━━━━━ DATA LISTING

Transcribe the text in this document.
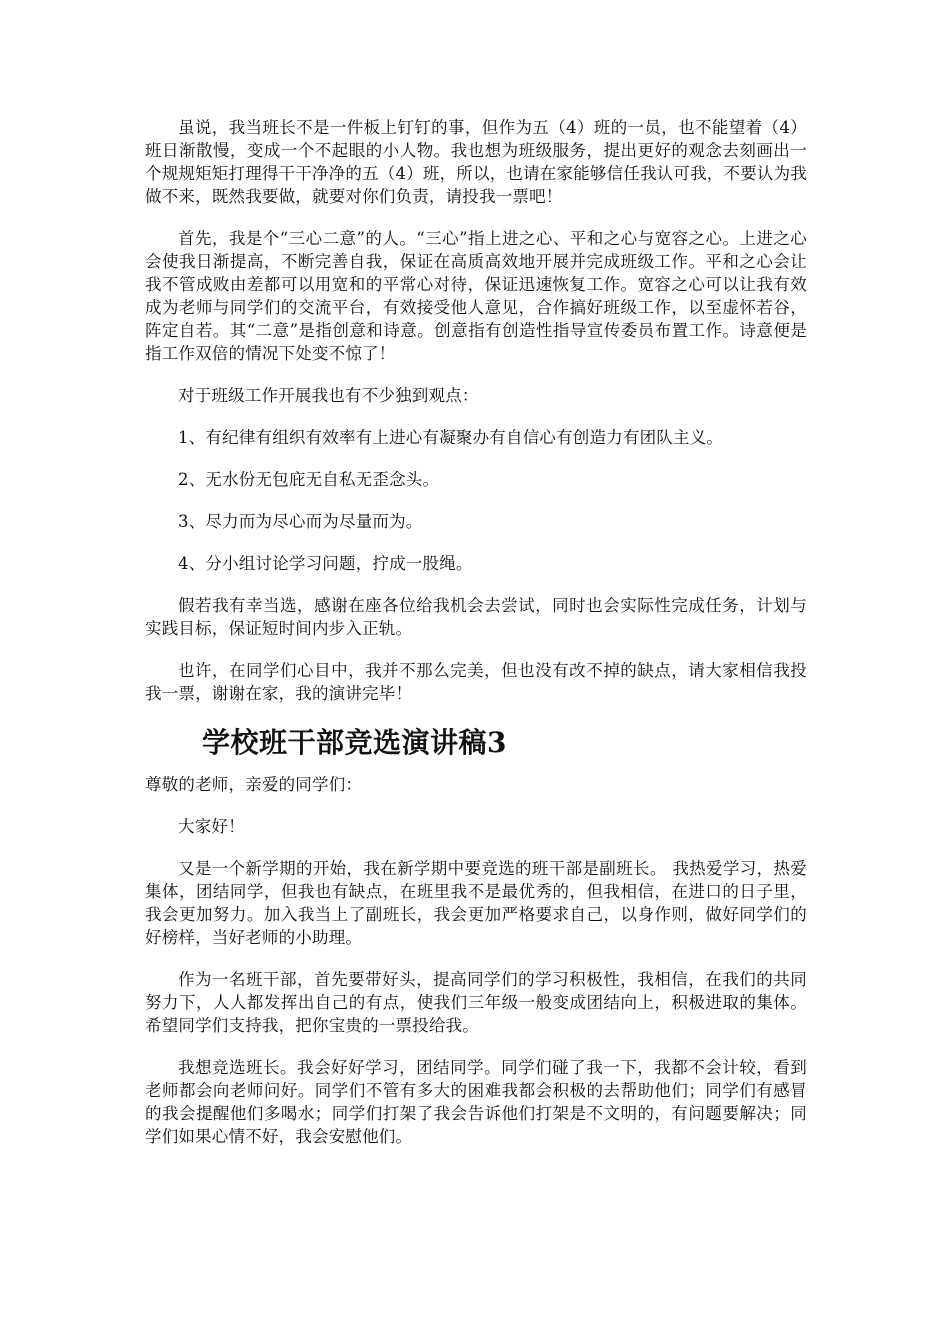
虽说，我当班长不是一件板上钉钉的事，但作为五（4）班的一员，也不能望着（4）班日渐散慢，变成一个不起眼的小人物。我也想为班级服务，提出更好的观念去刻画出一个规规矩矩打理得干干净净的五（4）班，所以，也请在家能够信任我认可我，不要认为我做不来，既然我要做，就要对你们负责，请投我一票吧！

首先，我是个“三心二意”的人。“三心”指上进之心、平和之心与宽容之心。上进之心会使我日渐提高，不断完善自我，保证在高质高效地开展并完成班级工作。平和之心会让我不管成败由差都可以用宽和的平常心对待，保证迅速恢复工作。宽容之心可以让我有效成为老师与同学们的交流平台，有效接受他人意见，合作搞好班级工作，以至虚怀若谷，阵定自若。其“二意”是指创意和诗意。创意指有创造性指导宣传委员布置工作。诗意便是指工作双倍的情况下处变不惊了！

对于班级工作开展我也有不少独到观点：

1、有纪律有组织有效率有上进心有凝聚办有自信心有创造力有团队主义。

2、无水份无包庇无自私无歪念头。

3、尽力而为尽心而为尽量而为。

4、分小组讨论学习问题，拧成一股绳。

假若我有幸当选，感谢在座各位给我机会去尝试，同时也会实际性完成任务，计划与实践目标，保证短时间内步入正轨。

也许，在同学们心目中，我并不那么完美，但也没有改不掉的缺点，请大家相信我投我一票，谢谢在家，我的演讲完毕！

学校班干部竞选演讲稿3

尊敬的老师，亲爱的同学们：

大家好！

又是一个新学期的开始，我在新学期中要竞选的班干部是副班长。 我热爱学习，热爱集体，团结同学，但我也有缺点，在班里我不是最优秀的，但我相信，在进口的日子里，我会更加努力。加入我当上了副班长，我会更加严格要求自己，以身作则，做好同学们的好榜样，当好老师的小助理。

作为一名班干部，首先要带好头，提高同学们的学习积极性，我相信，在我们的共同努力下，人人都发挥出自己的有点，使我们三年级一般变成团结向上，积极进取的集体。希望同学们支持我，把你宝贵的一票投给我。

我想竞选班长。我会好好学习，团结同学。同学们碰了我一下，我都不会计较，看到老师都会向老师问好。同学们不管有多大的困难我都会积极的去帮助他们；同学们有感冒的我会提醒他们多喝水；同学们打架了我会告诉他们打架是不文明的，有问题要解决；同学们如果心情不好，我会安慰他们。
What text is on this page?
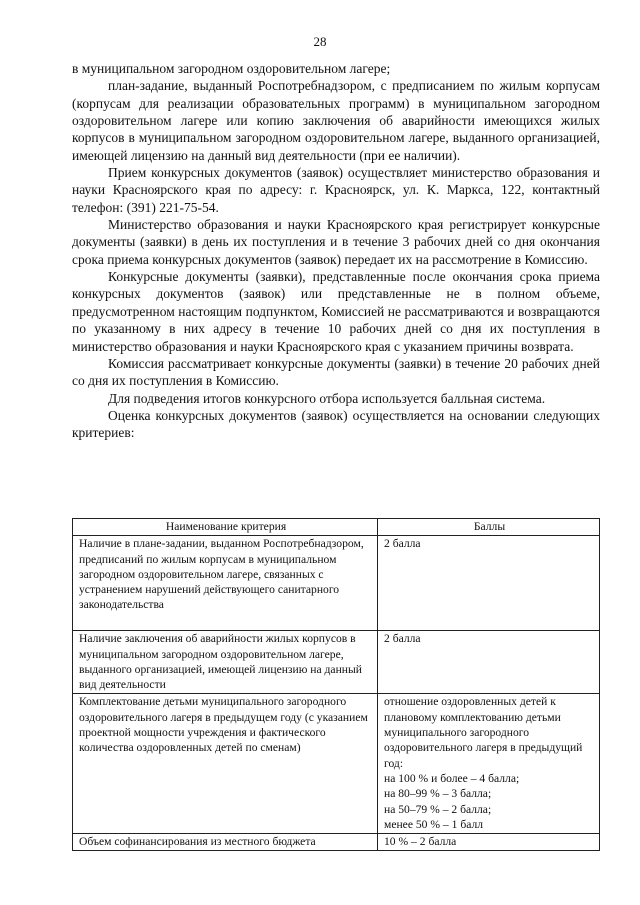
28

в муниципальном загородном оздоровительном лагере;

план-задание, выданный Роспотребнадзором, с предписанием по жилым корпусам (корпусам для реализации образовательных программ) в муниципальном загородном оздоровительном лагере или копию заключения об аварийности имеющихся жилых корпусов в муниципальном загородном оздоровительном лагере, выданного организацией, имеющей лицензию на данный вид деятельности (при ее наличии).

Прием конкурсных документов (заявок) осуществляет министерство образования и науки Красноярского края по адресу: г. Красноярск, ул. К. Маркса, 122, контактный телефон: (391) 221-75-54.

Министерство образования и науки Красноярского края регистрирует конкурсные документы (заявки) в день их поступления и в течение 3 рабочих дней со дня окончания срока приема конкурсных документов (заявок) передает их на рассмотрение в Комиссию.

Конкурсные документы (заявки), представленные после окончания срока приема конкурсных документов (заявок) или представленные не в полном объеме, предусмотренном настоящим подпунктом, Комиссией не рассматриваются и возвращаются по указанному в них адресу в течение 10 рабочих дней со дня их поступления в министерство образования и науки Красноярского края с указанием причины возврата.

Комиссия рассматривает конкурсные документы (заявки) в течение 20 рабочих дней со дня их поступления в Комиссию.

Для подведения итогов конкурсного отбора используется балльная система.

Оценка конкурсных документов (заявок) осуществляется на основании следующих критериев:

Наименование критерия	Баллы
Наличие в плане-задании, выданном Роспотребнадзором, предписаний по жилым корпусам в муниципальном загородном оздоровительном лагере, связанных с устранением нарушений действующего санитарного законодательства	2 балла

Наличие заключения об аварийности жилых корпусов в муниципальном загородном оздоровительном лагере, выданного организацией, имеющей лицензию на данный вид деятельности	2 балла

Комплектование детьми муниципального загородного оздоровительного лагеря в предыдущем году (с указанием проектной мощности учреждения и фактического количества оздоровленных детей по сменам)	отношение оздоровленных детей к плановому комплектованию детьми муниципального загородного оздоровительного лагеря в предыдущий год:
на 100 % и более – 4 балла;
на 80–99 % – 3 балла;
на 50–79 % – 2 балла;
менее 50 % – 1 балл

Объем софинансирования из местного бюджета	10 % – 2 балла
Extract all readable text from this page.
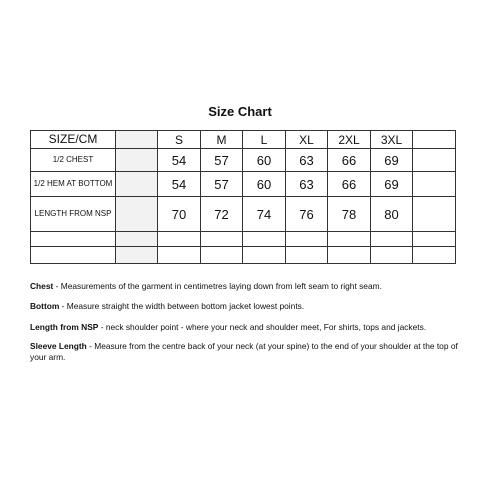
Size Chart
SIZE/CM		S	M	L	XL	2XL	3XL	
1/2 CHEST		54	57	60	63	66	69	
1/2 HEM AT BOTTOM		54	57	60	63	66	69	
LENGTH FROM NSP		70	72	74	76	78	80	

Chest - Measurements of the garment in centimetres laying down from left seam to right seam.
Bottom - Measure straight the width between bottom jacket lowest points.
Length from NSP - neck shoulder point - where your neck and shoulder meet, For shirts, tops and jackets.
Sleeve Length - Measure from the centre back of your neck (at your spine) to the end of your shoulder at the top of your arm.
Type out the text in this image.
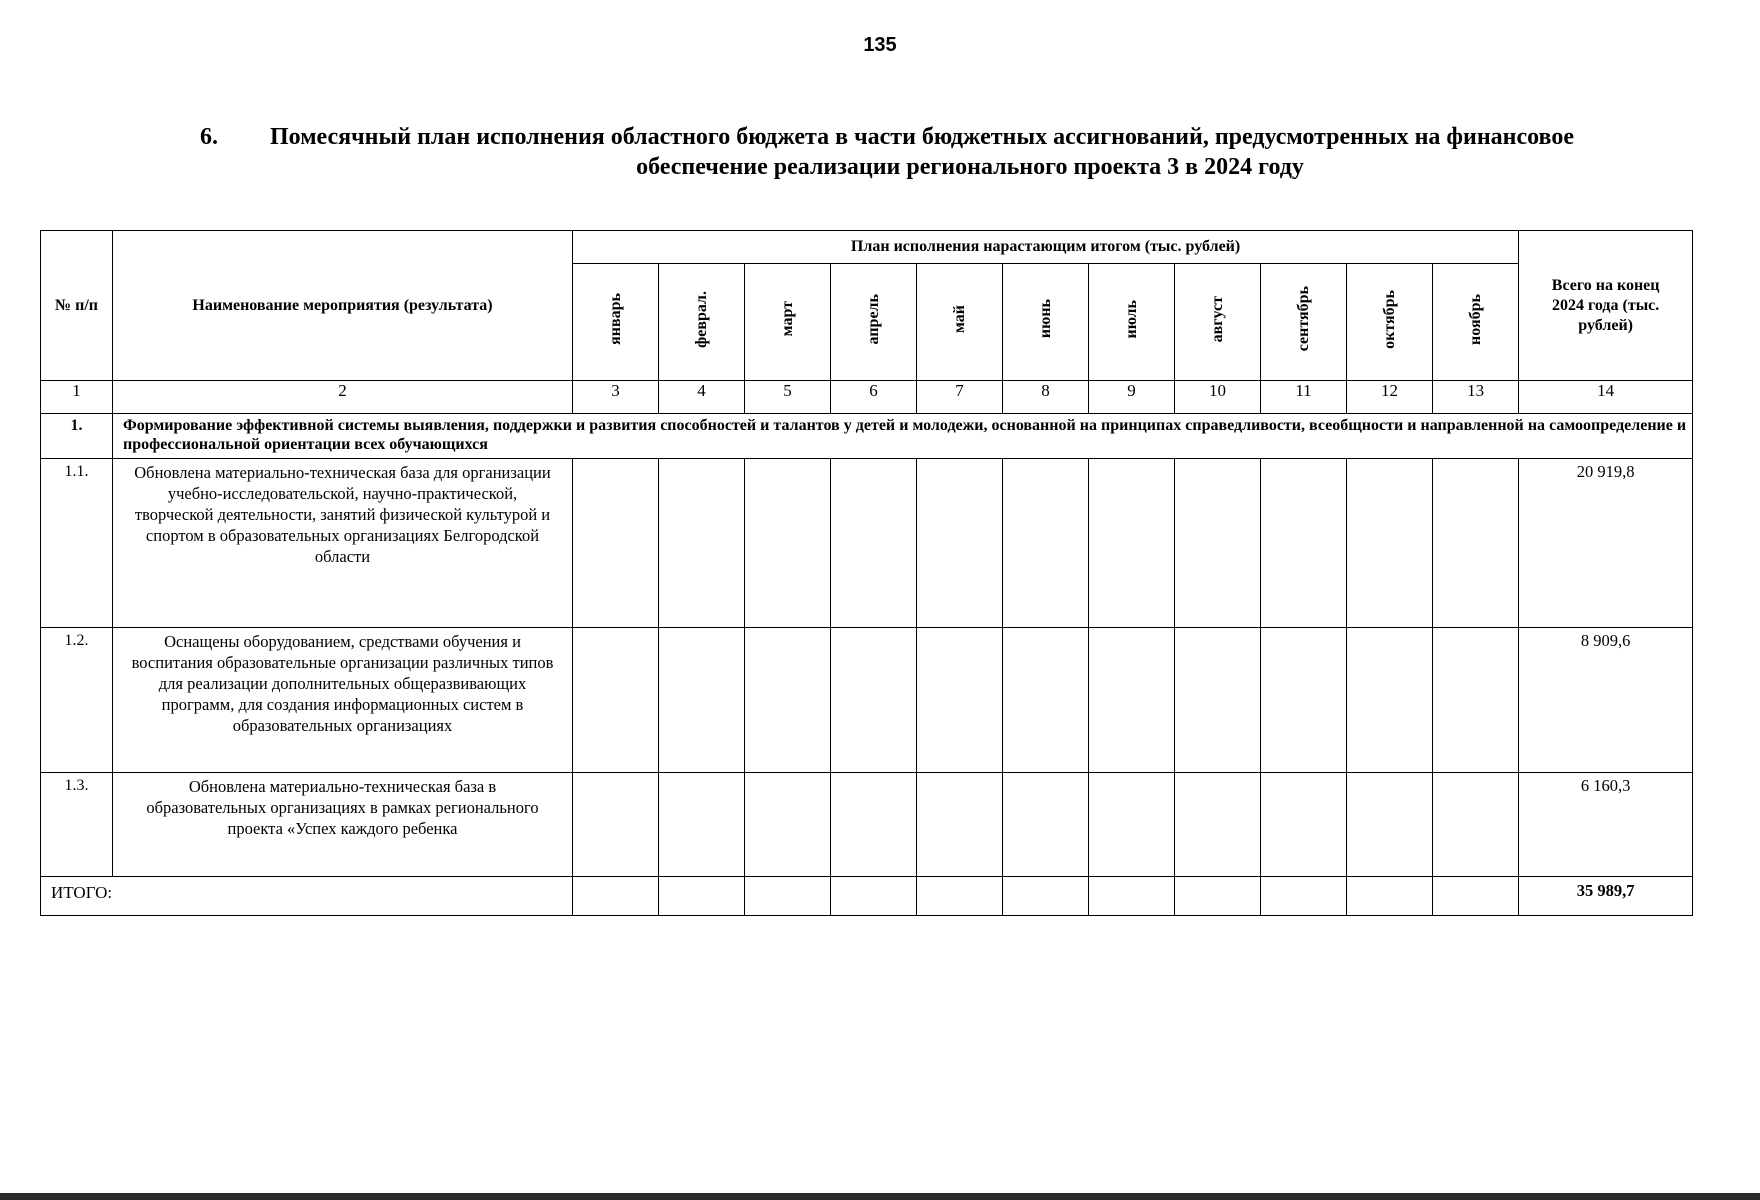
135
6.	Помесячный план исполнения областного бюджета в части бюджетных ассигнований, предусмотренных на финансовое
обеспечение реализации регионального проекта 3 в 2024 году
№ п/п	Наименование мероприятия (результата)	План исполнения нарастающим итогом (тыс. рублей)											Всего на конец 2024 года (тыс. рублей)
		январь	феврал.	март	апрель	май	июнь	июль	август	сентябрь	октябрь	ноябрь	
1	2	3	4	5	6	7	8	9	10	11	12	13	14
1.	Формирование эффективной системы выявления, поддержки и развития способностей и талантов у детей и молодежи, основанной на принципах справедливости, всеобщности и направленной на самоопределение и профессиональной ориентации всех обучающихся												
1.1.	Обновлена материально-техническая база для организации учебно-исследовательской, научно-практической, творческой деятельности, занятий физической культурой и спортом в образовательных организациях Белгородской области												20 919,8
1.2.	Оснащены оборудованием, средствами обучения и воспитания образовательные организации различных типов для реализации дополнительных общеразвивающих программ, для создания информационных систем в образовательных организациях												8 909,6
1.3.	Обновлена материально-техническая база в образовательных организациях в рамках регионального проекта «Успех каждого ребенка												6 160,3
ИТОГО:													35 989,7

━━━━━━━━━━

EXERCISE OBJECTIVE -
Without the pictures, repeat exactly the lines running from the line containing "Type out the text in this image." through the end of the data, both ends included.

RESULT FOR THIS EXERCISE -
Type out the text in this image.
135
6.	Помесячный план исполнения областного бюджета в части бюджетных ассигнований, предусмотренных на финансовое
обеспечение реализации регионального проекта 3 в 2024 году
№ п/п	Наименование мероприятия (результата)	План исполнения нарастающим итогом (тыс. рублей)											Всего на конец 2024 года (тыс. рублей)
		январь	феврал.	март	апрель	май	июнь	июль	август	сентябрь	октябрь	ноябрь	
1	2	3	4	5	6	7	8	9	10	11	12	13	14
1.	Формирование эффективной системы выявления, поддержки и развития способностей и талантов у детей и молодежи, основанной на принципах справедливости, всеобщности и направленной на самоопределение и профессиональной ориентации всех обучающихся												
1.1.	Обновлена материально-техническая база для организации учебно-исследовательской, научно-практической, творческой деятельности, занятий физической культурой и спортом в образовательных организациях Белгородской области												20 919,8
1.2.	Оснащены оборудованием, средствами обучения и воспитания образовательные организации различных типов для реализации дополнительных общеразвивающих программ, для создания информационных систем в образовательных организациях												8 909,6
1.3.	Обновлена материально-техническая база в образовательных организациях в рамках регионального проекта «Успех каждого ребенка												6 160,3
ИТОГО:													35 989,7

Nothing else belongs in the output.